++++ Material shown ++++
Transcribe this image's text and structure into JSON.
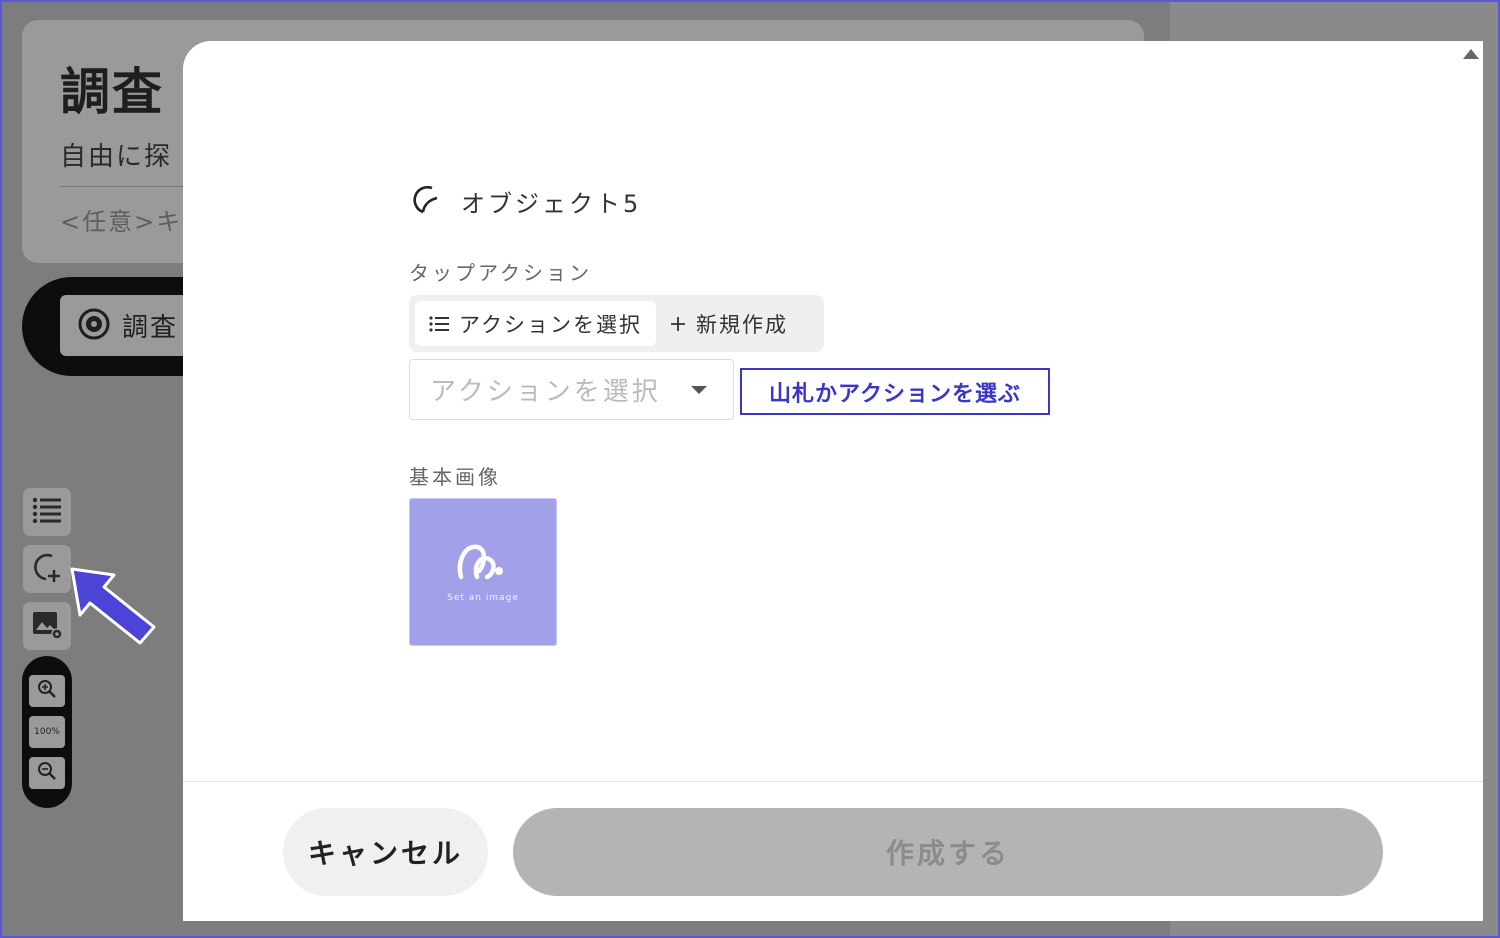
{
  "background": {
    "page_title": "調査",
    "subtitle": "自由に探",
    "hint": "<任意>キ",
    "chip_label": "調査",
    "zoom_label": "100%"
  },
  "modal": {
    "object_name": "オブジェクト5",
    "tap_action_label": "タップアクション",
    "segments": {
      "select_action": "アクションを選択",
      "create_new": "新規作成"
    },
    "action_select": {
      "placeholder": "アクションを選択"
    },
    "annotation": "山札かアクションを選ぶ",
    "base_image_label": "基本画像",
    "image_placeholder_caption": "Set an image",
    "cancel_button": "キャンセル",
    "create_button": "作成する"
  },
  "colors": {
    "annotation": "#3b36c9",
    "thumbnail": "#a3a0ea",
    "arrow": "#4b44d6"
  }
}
++++
■ **Aim**: Omit the pictures and reproduce the listing exactly.

■ **Solution for this task**:
Transcribe this image's text and structure into JSON.
{
  "background": {
    "page_title": "調査",
    "subtitle": "自由に探",
    "hint": "<任意>キ",
    "chip_label": "調査",
    "zoom_label": "100%"
  },
  "modal": {
    "object_name": "オブジェクト5",
    "tap_action_label": "タップアクション",
    "segments": {
      "select_action": "アクションを選択",
      "create_new": "新規作成"
    },
    "action_select": {
      "placeholder": "アクションを選択"
    },
    "annotation": "山札かアクションを選ぶ",
    "base_image_label": "基本画像",
    "image_placeholder_caption": "Set an image",
    "cancel_button": "キャンセル",
    "create_button": "作成する"
  },
  "colors": {
    "annotation": "#3b36c9",
    "thumbnail": "#a3a0ea",
    "arrow": "#4b44d6"
  }
}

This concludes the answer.